## Your task
Write every record out again exactly, and keep images out of it.

## Source data
==*==

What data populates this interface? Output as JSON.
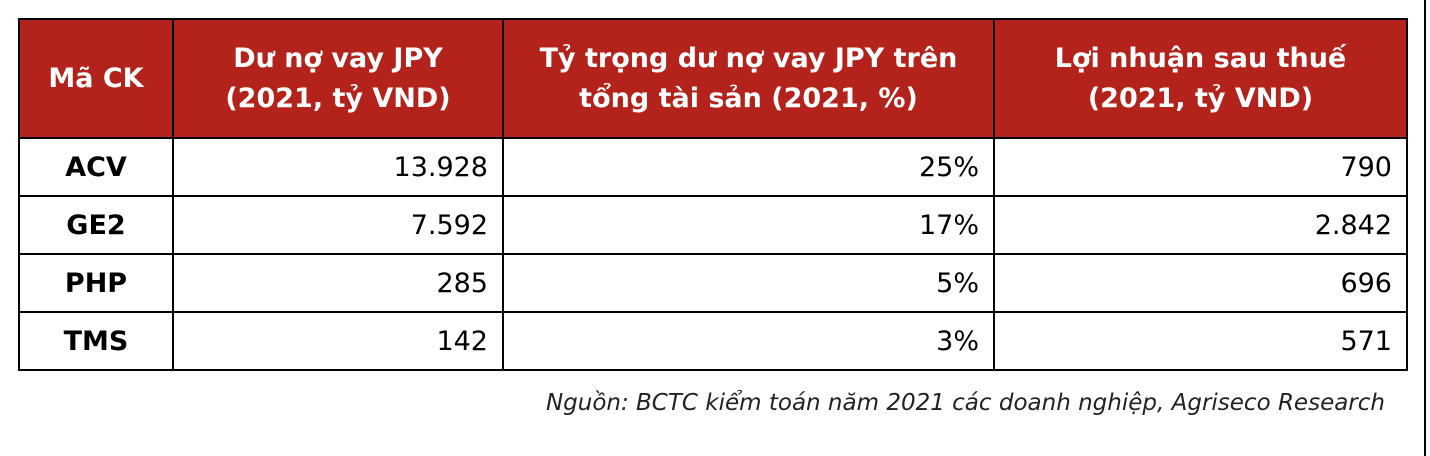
{
  "table": {
    "header": [
      [
        "Mã CK"
      ],
      [
        "Dư nợ vay JPY",
        "(2021, tỷ VND)"
      ],
      [
        "Tỷ trọng dư nợ vay JPY trên",
        "tổng tài sản (2021, %)"
      ],
      [
        "Lợi nhuận sau thuế",
        "(2021, tỷ VND)"
      ]
    ],
    "rows": [
      [
        "ACV",
        "13.928",
        "25%",
        "790"
      ],
      [
        "GE2",
        "7.592",
        "17%",
        "2.842"
      ],
      [
        "PHP",
        "285",
        "5%",
        "696"
      ],
      [
        "TMS",
        "142",
        "3%",
        "571"
      ]
    ]
  },
  "source": "Nguồn: BCTC kiểm toán năm 2021 các doanh nghiệp, Agriseco Research"
}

==*==

## Solution to the problem
What data populates this interface? Output as JSON.
{
  "table": {
    "header": [
      [
        "Mã CK"
      ],
      [
        "Dư nợ vay JPY",
        "(2021, tỷ VND)"
      ],
      [
        "Tỷ trọng dư nợ vay JPY trên",
        "tổng tài sản (2021, %)"
      ],
      [
        "Lợi nhuận sau thuế",
        "(2021, tỷ VND)"
      ]
    ],
    "rows": [
      [
        "ACV",
        "13.928",
        "25%",
        "790"
      ],
      [
        "GE2",
        "7.592",
        "17%",
        "2.842"
      ],
      [
        "PHP",
        "285",
        "5%",
        "696"
      ],
      [
        "TMS",
        "142",
        "3%",
        "571"
      ]
    ]
  },
  "source": "Nguồn: BCTC kiểm toán năm 2021 các doanh nghiệp, Agriseco Research"
}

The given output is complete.